Saved data entries:

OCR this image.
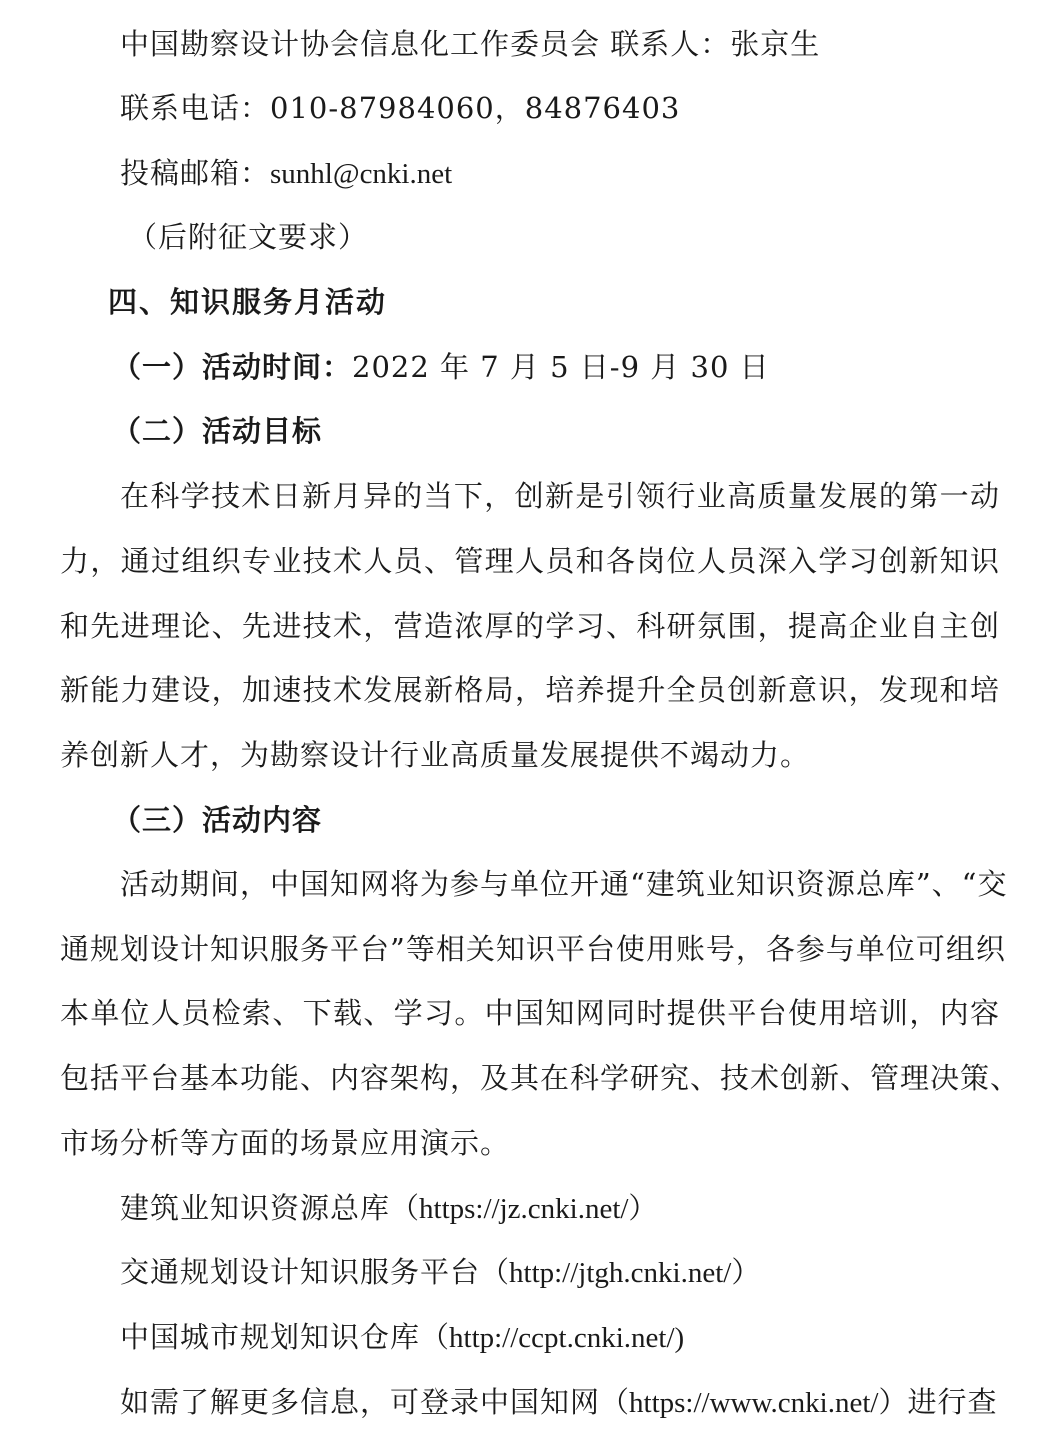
中国勘察设计协会信息化工作委员会 联系人：张京生
联系电话：010-87984060，84876403
投稿邮箱：sunhl@cnki.net
（后附征文要求）
四、知识服务月活动
（一）活动时间：2022 年 7 月 5 日-9 月 30 日
（二）活动目标
在科学技术日新月异的当下，创新是引领行业高质量发展的第一动
力，通过组织专业技术人员、管理人员和各岗位人员深入学习创新知识
和先进理论、先进技术，营造浓厚的学习、科研氛围，提高企业自主创
新能力建设，加速技术发展新格局，培养提升全员创新意识，发现和培
养创新人才，为勘察设计行业高质量发展提供不竭动力。
（三）活动内容
活动期间，中国知网将为参与单位开通“建筑业知识资源总库”、“交
通规划设计知识服务平台”等相关知识平台使用账号，各参与单位可组织
本单位人员检索、下载、学习。中国知网同时提供平台使用培训，内容
包括平台基本功能、内容架构，及其在科学研究、技术创新、管理决策、
市场分析等方面的场景应用演示。
建筑业知识资源总库（https://jz.cnki.net/）
交通规划设计知识服务平台（http://jtgh.cnki.net/）
中国城市规划知识仓库（http://ccpt.cnki.net/)
如需了解更多信息，可登录中国知网（https://www.cnki.net/）进行查
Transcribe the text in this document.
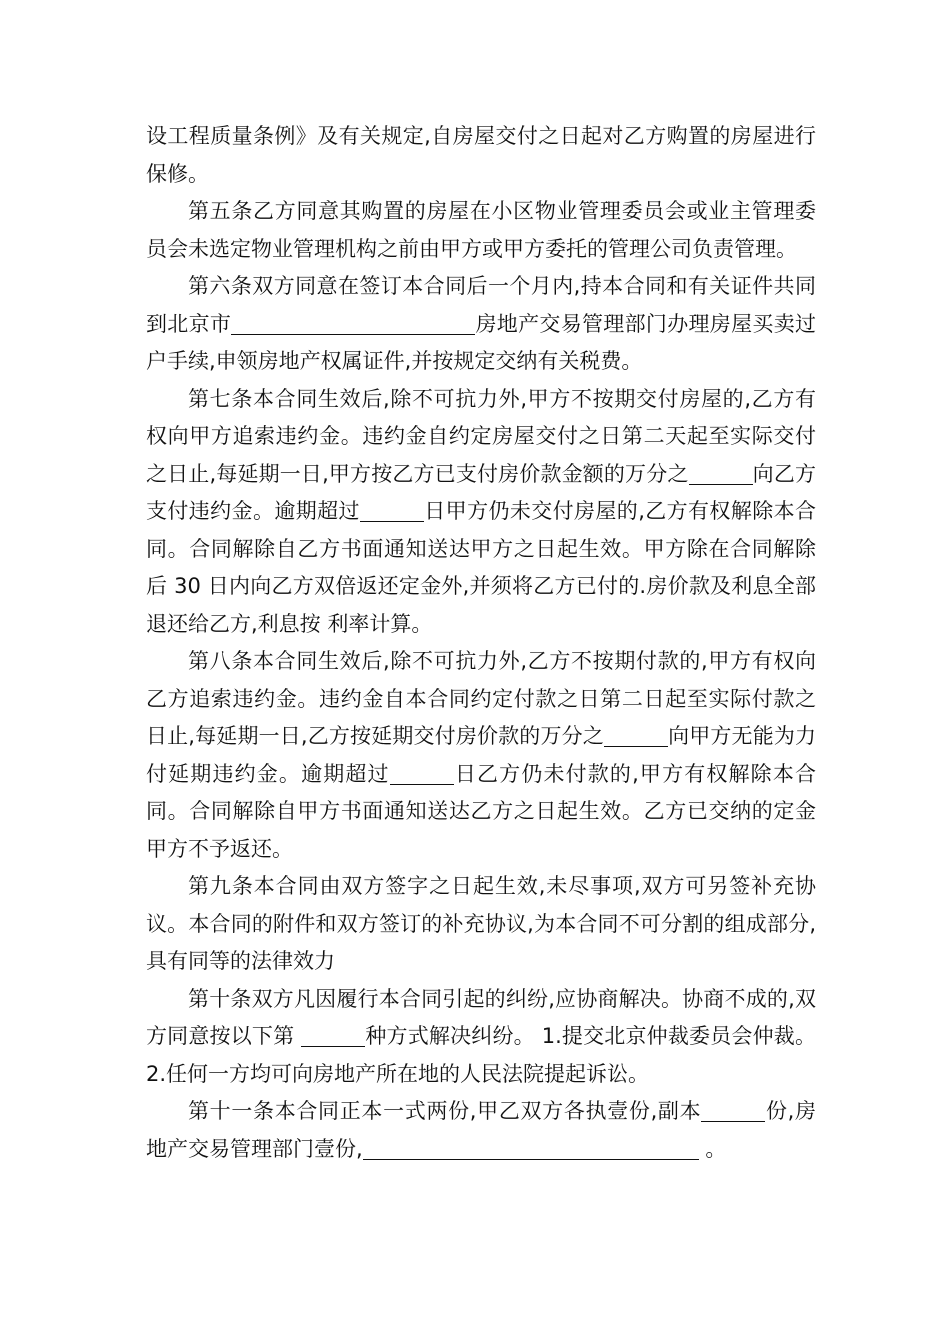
设工程质量条例》及有关规定,自房屋交付之日起对乙方购置的房屋进行保修。

第五条乙方同意其购置的房屋在小区物业管理委员会或业主管理委员会未选定物业管理机构之前由甲方或甲方委托的管理公司负责管理。

第六条双方同意在签订本合同后一个月内,持本合同和有关证件共同到北京市	房地产交易管理部门办理房屋买卖过户手续,申领房地产权属证件,并按规定交纳有关税费。

第七条本合同生效后,除不可抗力外,甲方不按期交付房屋的,乙方有权向甲方追索违约金。违约金自约定房屋交付之日第二天起至实际交付之日止,每延期一日,甲方按乙方已支付房价款金额的万分之	向乙方支付违约金。逾期超过	日甲方仍未交付房屋的,乙方有权解除本合同。合同解除自乙方书面通知送达甲方之日起生效。甲方除在合同解除后 30 日内向乙方双倍返还定金外,并须将乙方已付的.房价款及利息全部退还给乙方,利息按 利率计算。

第八条本合同生效后,除不可抗力外,乙方不按期付款的,甲方有权向乙方追索违约金。违约金自本合同约定付款之日第二日起至实际付款之日止,每延期一日,乙方按延期交付房价款的万分之	向甲方无能为力付延期违约金。逾期超过	日乙方仍未付款的,甲方有权解除本合同。合同解除自甲方书面通知送达乙方之日起生效。乙方已交纳的定金甲方不予返还。

第九条本合同由双方签字之日起生效,未尽事项,双方可另签补充协议。本合同的附件和双方签订的补充协议,为本合同不可分割的组成部分,具有同等的法律效力

第十条双方凡因履行本合同引起的纠纷,应协商解决。协商不成的,双方同意按以下第	种方式解决纠纷。 1.提交北京仲裁委员会仲裁。 2.任何一方均可向房地产所在地的人民法院提起诉讼。

第十一条本合同正本一式两份,甲乙双方各执壹份,副本	份,房地产交易管理部门壹份,	。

> [TASK TO CARRY OUT]: Retype exactly, and only, the lines from the one containing "Transcribe the text in this document." through the end of the material, leaving aside every picture.

> [TASK ANSWER]:
Transcribe the text in this document.
设工程质量条例》及有关规定,自房屋交付之日起对乙方购置的房屋进行保修。

第五条乙方同意其购置的房屋在小区物业管理委员会或业主管理委员会未选定物业管理机构之前由甲方或甲方委托的管理公司负责管理。

第六条双方同意在签订本合同后一个月内,持本合同和有关证件共同到北京市	房地产交易管理部门办理房屋买卖过户手续,申领房地产权属证件,并按规定交纳有关税费。

第七条本合同生效后,除不可抗力外,甲方不按期交付房屋的,乙方有权向甲方追索违约金。违约金自约定房屋交付之日第二天起至实际交付之日止,每延期一日,甲方按乙方已支付房价款金额的万分之	向乙方支付违约金。逾期超过	日甲方仍未交付房屋的,乙方有权解除本合同。合同解除自乙方书面通知送达甲方之日起生效。甲方除在合同解除后 30 日内向乙方双倍返还定金外,并须将乙方已付的.房价款及利息全部退还给乙方,利息按 利率计算。

第八条本合同生效后,除不可抗力外,乙方不按期付款的,甲方有权向乙方追索违约金。违约金自本合同约定付款之日第二日起至实际付款之日止,每延期一日,乙方按延期交付房价款的万分之	向甲方无能为力付延期违约金。逾期超过	日乙方仍未付款的,甲方有权解除本合同。合同解除自甲方书面通知送达乙方之日起生效。乙方已交纳的定金甲方不予返还。

第九条本合同由双方签字之日起生效,未尽事项,双方可另签补充协议。本合同的附件和双方签订的补充协议,为本合同不可分割的组成部分,具有同等的法律效力

第十条双方凡因履行本合同引起的纠纷,应协商解决。协商不成的,双方同意按以下第	种方式解决纠纷。 1.提交北京仲裁委员会仲裁。 2.任何一方均可向房地产所在地的人民法院提起诉讼。

第十一条本合同正本一式两份,甲乙双方各执壹份,副本	份,房地产交易管理部门壹份,	。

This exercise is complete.